[Records for processing]
━━━━━━━━━━━━━━━━

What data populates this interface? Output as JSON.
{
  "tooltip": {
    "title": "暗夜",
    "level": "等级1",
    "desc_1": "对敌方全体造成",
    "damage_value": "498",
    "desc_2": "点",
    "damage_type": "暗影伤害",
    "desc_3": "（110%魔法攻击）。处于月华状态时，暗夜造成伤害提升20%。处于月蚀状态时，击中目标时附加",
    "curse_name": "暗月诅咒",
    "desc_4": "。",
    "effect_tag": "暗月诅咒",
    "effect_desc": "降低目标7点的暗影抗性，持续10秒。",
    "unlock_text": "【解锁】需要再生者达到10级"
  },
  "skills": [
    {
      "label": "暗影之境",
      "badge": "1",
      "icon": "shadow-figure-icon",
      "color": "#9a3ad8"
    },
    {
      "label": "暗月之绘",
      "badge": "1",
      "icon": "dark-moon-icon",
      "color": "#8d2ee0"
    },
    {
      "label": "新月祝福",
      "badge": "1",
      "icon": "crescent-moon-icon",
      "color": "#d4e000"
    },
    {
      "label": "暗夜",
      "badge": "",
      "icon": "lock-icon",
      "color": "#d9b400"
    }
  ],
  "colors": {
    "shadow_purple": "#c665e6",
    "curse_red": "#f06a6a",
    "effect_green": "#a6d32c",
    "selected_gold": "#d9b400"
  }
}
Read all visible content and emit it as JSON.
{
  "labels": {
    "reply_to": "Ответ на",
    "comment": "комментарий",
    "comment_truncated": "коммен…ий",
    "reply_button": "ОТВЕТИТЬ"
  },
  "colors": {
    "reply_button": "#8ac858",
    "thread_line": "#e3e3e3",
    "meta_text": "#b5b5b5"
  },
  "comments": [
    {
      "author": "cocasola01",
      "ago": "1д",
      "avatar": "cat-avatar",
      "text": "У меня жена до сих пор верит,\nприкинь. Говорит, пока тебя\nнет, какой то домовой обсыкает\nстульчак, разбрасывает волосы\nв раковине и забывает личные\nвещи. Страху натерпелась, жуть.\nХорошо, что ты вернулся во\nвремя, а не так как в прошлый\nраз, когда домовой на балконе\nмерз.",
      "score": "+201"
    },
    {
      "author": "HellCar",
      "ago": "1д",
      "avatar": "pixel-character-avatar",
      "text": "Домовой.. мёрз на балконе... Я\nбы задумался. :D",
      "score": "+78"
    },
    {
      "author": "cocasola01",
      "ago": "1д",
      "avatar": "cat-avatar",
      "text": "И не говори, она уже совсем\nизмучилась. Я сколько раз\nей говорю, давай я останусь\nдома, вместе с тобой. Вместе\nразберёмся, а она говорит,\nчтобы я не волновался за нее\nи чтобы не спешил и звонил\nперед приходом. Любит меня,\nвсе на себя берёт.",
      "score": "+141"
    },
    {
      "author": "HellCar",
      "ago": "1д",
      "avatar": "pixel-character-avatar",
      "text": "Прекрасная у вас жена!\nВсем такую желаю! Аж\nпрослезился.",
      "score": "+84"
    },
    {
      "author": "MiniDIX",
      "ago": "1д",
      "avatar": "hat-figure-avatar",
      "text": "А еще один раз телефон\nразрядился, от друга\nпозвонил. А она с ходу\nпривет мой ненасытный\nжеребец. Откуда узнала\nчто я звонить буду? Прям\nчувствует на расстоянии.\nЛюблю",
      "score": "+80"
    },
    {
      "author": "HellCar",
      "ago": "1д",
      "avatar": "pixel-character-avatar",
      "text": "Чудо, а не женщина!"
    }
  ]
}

━━━━━━━━━━━━━━━━

[What you will do] Give the data again, exactly as it stands.

[Answer for the task]
What data populates this interface? Output as JSON.
{
  "tooltip": {
    "title": "暗夜",
    "level": "等级1",
    "desc_1": "对敌方全体造成",
    "damage_value": "498",
    "desc_2": "点",
    "damage_type": "暗影伤害",
    "desc_3": "（110%魔法攻击）。处于月华状态时，暗夜造成伤害提升20%。处于月蚀状态时，击中目标时附加",
    "curse_name": "暗月诅咒",
    "desc_4": "。",
    "effect_tag": "暗月诅咒",
    "effect_desc": "降低目标7点的暗影抗性，持续10秒。",
    "unlock_text": "【解锁】需要再生者达到10级"
  },
  "skills": [
    {
      "label": "暗影之境",
      "badge": "1",
      "icon": "shadow-figure-icon",
      "color": "#9a3ad8"
    },
    {
      "label": "暗月之绘",
      "badge": "1",
      "icon": "dark-moon-icon",
      "color": "#8d2ee0"
    },
    {
      "label": "新月祝福",
      "badge": "1",
      "icon": "crescent-moon-icon",
      "color": "#d4e000"
    },
    {
      "label": "暗夜",
      "badge": "",
      "icon": "lock-icon",
      "color": "#d9b400"
    }
  ],
  "colors": {
    "shadow_purple": "#c665e6",
    "curse_red": "#f06a6a",
    "effect_green": "#a6d32c",
    "selected_gold": "#d9b400"
  }
}
Read all visible content and emit it as JSON.
{
  "labels": {
    "reply_to": "Ответ на",
    "comment": "комментарий",
    "comment_truncated": "коммен…ий",
    "reply_button": "ОТВЕТИТЬ"
  },
  "colors": {
    "reply_button": "#8ac858",
    "thread_line": "#e3e3e3",
    "meta_text": "#b5b5b5"
  },
  "comments": [
    {
      "author": "cocasola01",
      "ago": "1д",
      "avatar": "cat-avatar",
      "text": "У меня жена до сих пор верит,\nприкинь. Говорит, пока тебя\nнет, какой то домовой обсыкает\nстульчак, разбрасывает волосы\nв раковине и забывает личные\nвещи. Страху натерпелась, жуть.\nХорошо, что ты вернулся во\nвремя, а не так как в прошлый\nраз, когда домовой на балконе\nмерз.",
      "score": "+201"
    },
    {
      "author": "HellCar",
      "ago": "1д",
      "avatar": "pixel-character-avatar",
      "text": "Домовой.. мёрз на балконе... Я\nбы задумался. :D",
      "score": "+78"
    },
    {
      "author": "cocasola01",
      "ago": "1д",
      "avatar": "cat-avatar",
      "text": "И не говори, она уже совсем\nизмучилась. Я сколько раз\nей говорю, давай я останусь\nдома, вместе с тобой. Вместе\nразберёмся, а она говорит,\nчтобы я не волновался за нее\nи чтобы не спешил и звонил\nперед приходом. Любит меня,\nвсе на себя берёт.",
      "score": "+141"
    },
    {
      "author": "HellCar",
      "ago": "1д",
      "avatar": "pixel-character-avatar",
      "text": "Прекрасная у вас жена!\nВсем такую желаю! Аж\nпрослезился.",
      "score": "+84"
    },
    {
      "author": "MiniDIX",
      "ago": "1д",
      "avatar": "hat-figure-avatar",
      "text": "А еще один раз телефон\nразрядился, от друга\nпозвонил. А она с ходу\nпривет мой ненасытный\nжеребец. Откуда узнала\nчто я звонить буду? Прям\nчувствует на расстоянии.\nЛюблю",
      "score": "+80"
    },
    {
      "author": "HellCar",
      "ago": "1д",
      "avatar": "pixel-character-avatar",
      "text": "Чудо, а не женщина!"
    }
  ]
}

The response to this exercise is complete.